Dataset records:
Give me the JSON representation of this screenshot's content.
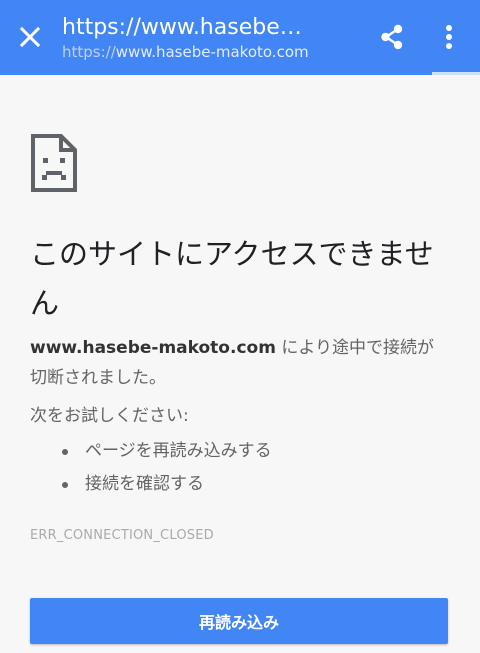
{
  "toolbar": {
    "title": "https://www.hasebe…",
    "url_scheme": "https://",
    "url_host": "www.hasebe-makoto.com",
    "close_icon": "close-icon",
    "share_icon": "share-icon",
    "menu_icon": "more-vert-icon",
    "bg_color": "#4285f4",
    "page_load_progress": 0.9
  },
  "error_page": {
    "icon": "sad-page-icon",
    "heading": "このサイトにアクセスできません",
    "explanation_domain": "www.hasebe-makoto.com",
    "explanation_rest": " により途中で接続が切断されました。",
    "suggestions_title": "次をお試しください:",
    "suggestions": [
      "ページを再読み込みする",
      "接続を確認する"
    ],
    "error_code": "ERR_CONNECTION_CLOSED",
    "reload_button_label": "再読み込み",
    "accent_color": "#4285f4"
  }
}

Task goal:
Track down the lines that include the word "https" and copy them.

Finished exercise:
    "title": "https://www.hasebe…",
    "url_scheme": "https://",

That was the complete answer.